■ Description of the task: For this task, every record below must be reproduced exactly.

■ Records for this exercise:
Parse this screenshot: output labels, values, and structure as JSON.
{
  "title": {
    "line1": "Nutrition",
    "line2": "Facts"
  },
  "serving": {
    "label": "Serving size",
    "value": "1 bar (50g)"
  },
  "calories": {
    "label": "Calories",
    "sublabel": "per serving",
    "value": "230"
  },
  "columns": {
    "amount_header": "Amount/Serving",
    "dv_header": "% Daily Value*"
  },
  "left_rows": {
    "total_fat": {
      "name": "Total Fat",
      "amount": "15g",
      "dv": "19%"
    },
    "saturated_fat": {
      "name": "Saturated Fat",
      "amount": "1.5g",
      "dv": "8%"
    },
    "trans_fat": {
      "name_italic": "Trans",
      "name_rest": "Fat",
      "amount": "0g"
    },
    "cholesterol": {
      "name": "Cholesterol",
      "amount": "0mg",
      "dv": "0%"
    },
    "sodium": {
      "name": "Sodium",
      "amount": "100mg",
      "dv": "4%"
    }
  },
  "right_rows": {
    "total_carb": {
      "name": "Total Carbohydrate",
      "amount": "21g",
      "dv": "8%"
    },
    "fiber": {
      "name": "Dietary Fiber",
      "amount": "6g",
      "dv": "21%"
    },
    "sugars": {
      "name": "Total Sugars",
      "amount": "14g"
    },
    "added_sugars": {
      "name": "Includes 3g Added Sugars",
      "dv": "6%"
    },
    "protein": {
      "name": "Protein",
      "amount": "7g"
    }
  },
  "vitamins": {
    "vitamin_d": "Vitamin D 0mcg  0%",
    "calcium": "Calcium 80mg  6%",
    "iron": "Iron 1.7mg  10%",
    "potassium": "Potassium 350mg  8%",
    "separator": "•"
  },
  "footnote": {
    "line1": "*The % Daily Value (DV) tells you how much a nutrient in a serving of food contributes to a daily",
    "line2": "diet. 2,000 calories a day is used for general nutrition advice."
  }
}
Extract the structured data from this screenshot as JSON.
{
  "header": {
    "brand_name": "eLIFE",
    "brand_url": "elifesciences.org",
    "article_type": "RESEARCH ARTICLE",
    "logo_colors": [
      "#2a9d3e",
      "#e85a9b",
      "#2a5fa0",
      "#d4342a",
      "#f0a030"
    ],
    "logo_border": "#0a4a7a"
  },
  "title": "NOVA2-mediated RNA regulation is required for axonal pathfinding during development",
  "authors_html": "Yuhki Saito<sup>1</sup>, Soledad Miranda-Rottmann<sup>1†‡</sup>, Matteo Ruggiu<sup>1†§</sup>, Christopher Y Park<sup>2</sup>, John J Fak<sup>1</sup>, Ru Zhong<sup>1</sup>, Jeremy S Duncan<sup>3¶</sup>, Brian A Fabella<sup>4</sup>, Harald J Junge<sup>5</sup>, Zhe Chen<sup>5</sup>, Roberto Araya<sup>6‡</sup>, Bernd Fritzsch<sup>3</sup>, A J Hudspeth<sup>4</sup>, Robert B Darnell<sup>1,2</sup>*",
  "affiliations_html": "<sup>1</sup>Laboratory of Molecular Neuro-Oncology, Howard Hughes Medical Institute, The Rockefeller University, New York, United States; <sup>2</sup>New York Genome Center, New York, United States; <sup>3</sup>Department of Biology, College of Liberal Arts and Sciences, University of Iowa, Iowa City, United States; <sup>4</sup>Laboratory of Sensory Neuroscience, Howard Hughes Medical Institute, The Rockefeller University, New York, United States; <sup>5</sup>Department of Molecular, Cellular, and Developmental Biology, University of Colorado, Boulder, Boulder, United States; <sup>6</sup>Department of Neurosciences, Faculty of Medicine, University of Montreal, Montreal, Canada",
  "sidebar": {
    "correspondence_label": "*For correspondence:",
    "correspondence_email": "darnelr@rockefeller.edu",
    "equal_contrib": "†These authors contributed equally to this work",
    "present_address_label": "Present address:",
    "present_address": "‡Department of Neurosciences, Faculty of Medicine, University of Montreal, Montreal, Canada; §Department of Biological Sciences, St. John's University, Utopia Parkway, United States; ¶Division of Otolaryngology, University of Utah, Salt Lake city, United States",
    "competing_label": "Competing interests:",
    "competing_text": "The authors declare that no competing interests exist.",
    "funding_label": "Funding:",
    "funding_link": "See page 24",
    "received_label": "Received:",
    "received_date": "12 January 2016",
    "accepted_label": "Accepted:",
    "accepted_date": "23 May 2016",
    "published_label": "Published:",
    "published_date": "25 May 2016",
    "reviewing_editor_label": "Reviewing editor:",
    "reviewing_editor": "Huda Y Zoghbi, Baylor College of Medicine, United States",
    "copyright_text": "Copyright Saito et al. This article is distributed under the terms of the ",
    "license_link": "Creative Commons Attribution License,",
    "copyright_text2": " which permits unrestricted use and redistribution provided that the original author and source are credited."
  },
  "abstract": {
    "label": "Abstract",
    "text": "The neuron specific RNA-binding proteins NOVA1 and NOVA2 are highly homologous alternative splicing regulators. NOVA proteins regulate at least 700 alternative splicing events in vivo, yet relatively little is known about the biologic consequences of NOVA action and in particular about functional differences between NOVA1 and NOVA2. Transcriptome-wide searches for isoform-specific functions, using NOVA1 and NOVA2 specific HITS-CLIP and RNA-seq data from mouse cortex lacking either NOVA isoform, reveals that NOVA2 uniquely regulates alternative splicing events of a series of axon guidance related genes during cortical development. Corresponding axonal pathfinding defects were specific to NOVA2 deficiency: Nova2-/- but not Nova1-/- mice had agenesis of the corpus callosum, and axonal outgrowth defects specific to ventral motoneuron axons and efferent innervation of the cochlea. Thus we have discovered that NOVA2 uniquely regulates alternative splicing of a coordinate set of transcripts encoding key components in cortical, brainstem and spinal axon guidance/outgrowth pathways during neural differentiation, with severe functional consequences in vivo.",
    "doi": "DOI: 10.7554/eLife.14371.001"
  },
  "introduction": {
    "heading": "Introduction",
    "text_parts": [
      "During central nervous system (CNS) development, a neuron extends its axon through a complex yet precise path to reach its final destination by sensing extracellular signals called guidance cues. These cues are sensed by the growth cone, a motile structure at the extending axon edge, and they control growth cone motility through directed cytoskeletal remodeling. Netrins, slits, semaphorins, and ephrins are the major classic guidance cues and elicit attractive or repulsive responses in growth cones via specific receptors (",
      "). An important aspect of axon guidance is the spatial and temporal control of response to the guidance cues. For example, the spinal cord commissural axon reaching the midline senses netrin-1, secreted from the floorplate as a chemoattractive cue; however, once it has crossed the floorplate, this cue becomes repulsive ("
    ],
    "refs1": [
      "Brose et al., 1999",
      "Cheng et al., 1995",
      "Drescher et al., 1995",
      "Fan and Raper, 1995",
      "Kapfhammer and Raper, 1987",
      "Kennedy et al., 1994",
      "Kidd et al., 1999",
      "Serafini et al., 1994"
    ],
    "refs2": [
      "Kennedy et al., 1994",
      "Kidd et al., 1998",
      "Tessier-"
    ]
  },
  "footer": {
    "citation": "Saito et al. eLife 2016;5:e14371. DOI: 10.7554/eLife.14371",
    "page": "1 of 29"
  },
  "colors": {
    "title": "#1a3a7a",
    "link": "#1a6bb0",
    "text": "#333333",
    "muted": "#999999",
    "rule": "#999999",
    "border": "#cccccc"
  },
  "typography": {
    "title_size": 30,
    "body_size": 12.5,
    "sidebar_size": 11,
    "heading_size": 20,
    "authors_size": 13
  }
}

■ Expected output:
Parse this screenshot: output labels, values, and structure as JSON.
{
  "title": {
    "line1": "Nutrition",
    "line2": "Facts"
  },
  "serving": {
    "label": "Serving size",
    "value": "1 bar (50g)"
  },
  "calories": {
    "label": "Calories",
    "sublabel": "per serving",
    "value": "230"
  },
  "columns": {
    "amount_header": "Amount/Serving",
    "dv_header": "% Daily Value*"
  },
  "left_rows": {
    "total_fat": {
      "name": "Total Fat",
      "amount": "15g",
      "dv": "19%"
    },
    "saturated_fat": {
      "name": "Saturated Fat",
      "amount": "1.5g",
      "dv": "8%"
    },
    "trans_fat": {
      "name_italic": "Trans",
      "name_rest": "Fat",
      "amount": "0g"
    },
    "cholesterol": {
      "name": "Cholesterol",
      "amount": "0mg",
      "dv": "0%"
    },
    "sodium": {
      "name": "Sodium",
      "amount": "100mg",
      "dv": "4%"
    }
  },
  "right_rows": {
    "total_carb": {
      "name": "Total Carbohydrate",
      "amount": "21g",
      "dv": "8%"
    },
    "fiber": {
      "name": "Dietary Fiber",
      "amount": "6g",
      "dv": "21%"
    },
    "sugars": {
      "name": "Total Sugars",
      "amount": "14g"
    },
    "added_sugars": {
      "name": "Includes 3g Added Sugars",
      "dv": "6%"
    },
    "protein": {
      "name": "Protein",
      "amount": "7g"
    }
  },
  "vitamins": {
    "vitamin_d": "Vitamin D 0mcg  0%",
    "calcium": "Calcium 80mg  6%",
    "iron": "Iron 1.7mg  10%",
    "potassium": "Potassium 350mg  8%",
    "separator": "•"
  },
  "footnote": {
    "line1": "*The % Daily Value (DV) tells you how much a nutrient in a serving of food contributes to a daily",
    "line2": "diet. 2,000 calories a day is used for general nutrition advice."
  }
}
Extract the structured data from this screenshot as JSON.
{
  "header": {
    "brand_name": "eLIFE",
    "brand_url": "elifesciences.org",
    "article_type": "RESEARCH ARTICLE",
    "logo_colors": [
      "#2a9d3e",
      "#e85a9b",
      "#2a5fa0",
      "#d4342a",
      "#f0a030"
    ],
    "logo_border": "#0a4a7a"
  },
  "title": "NOVA2-mediated RNA regulation is required for axonal pathfinding during development",
  "authors_html": "Yuhki Saito<sup>1</sup>, Soledad Miranda-Rottmann<sup>1†‡</sup>, Matteo Ruggiu<sup>1†§</sup>, Christopher Y Park<sup>2</sup>, John J Fak<sup>1</sup>, Ru Zhong<sup>1</sup>, Jeremy S Duncan<sup>3¶</sup>, Brian A Fabella<sup>4</sup>, Harald J Junge<sup>5</sup>, Zhe Chen<sup>5</sup>, Roberto Araya<sup>6‡</sup>, Bernd Fritzsch<sup>3</sup>, A J Hudspeth<sup>4</sup>, Robert B Darnell<sup>1,2</sup>*",
  "affiliations_html": "<sup>1</sup>Laboratory of Molecular Neuro-Oncology, Howard Hughes Medical Institute, The Rockefeller University, New York, United States; <sup>2</sup>New York Genome Center, New York, United States; <sup>3</sup>Department of Biology, College of Liberal Arts and Sciences, University of Iowa, Iowa City, United States; <sup>4</sup>Laboratory of Sensory Neuroscience, Howard Hughes Medical Institute, The Rockefeller University, New York, United States; <sup>5</sup>Department of Molecular, Cellular, and Developmental Biology, University of Colorado, Boulder, Boulder, United States; <sup>6</sup>Department of Neurosciences, Faculty of Medicine, University of Montreal, Montreal, Canada",
  "sidebar": {
    "correspondence_label": "*For correspondence:",
    "correspondence_email": "darnelr@rockefeller.edu",
    "equal_contrib": "†These authors contributed equally to this work",
    "present_address_label": "Present address:",
    "present_address": "‡Department of Neurosciences, Faculty of Medicine, University of Montreal, Montreal, Canada; §Department of Biological Sciences, St. John's University, Utopia Parkway, United States; ¶Division of Otolaryngology, University of Utah, Salt Lake city, United States",
    "competing_label": "Competing interests:",
    "competing_text": "The authors declare that no competing interests exist.",
    "funding_label": "Funding:",
    "funding_link": "See page 24",
    "received_label": "Received:",
    "received_date": "12 January 2016",
    "accepted_label": "Accepted:",
    "accepted_date": "23 May 2016",
    "published_label": "Published:",
    "published_date": "25 May 2016",
    "reviewing_editor_label": "Reviewing editor:",
    "reviewing_editor": "Huda Y Zoghbi, Baylor College of Medicine, United States",
    "copyright_text": "Copyright Saito et al. This article is distributed under the terms of the ",
    "license_link": "Creative Commons Attribution License,",
    "copyright_text2": " which permits unrestricted use and redistribution provided that the original author and source are credited."
  },
  "abstract": {
    "label": "Abstract",
    "text": "The neuron specific RNA-binding proteins NOVA1 and NOVA2 are highly homologous alternative splicing regulators. NOVA proteins regulate at least 700 alternative splicing events in vivo, yet relatively little is known about the biologic consequences of NOVA action and in particular about functional differences between NOVA1 and NOVA2. Transcriptome-wide searches for isoform-specific functions, using NOVA1 and NOVA2 specific HITS-CLIP and RNA-seq data from mouse cortex lacking either NOVA isoform, reveals that NOVA2 uniquely regulates alternative splicing events of a series of axon guidance related genes during cortical development. Corresponding axonal pathfinding defects were specific to NOVA2 deficiency: Nova2-/- but not Nova1-/- mice had agenesis of the corpus callosum, and axonal outgrowth defects specific to ventral motoneuron axons and efferent innervation of the cochlea. Thus we have discovered that NOVA2 uniquely regulates alternative splicing of a coordinate set of transcripts encoding key components in cortical, brainstem and spinal axon guidance/outgrowth pathways during neural differentiation, with severe functional consequences in vivo.",
    "doi": "DOI: 10.7554/eLife.14371.001"
  },
  "introduction": {
    "heading": "Introduction",
    "text_parts": [
      "During central nervous system (CNS) development, a neuron extends its axon through a complex yet precise path to reach its final destination by sensing extracellular signals called guidance cues. These cues are sensed by the growth cone, a motile structure at the extending axon edge, and they control growth cone motility through directed cytoskeletal remodeling. Netrins, slits, semaphorins, and ephrins are the major classic guidance cues and elicit attractive or repulsive responses in growth cones via specific receptors (",
      "). An important aspect of axon guidance is the spatial and temporal control of response to the guidance cues. For example, the spinal cord commissural axon reaching the midline senses netrin-1, secreted from the floorplate as a chemoattractive cue; however, once it has crossed the floorplate, this cue becomes repulsive ("
    ],
    "refs1": [
      "Brose et al., 1999",
      "Cheng et al., 1995",
      "Drescher et al., 1995",
      "Fan and Raper, 1995",
      "Kapfhammer and Raper, 1987",
      "Kennedy et al., 1994",
      "Kidd et al., 1999",
      "Serafini et al., 1994"
    ],
    "refs2": [
      "Kennedy et al., 1994",
      "Kidd et al., 1998",
      "Tessier-"
    ]
  },
  "footer": {
    "citation": "Saito et al. eLife 2016;5:e14371. DOI: 10.7554/eLife.14371",
    "page": "1 of 29"
  },
  "colors": {
    "title": "#1a3a7a",
    "link": "#1a6bb0",
    "text": "#333333",
    "muted": "#999999",
    "rule": "#999999",
    "border": "#cccccc"
  },
  "typography": {
    "title_size": 30,
    "body_size": 12.5,
    "sidebar_size": 11,
    "heading_size": 20,
    "authors_size": 13
  }
}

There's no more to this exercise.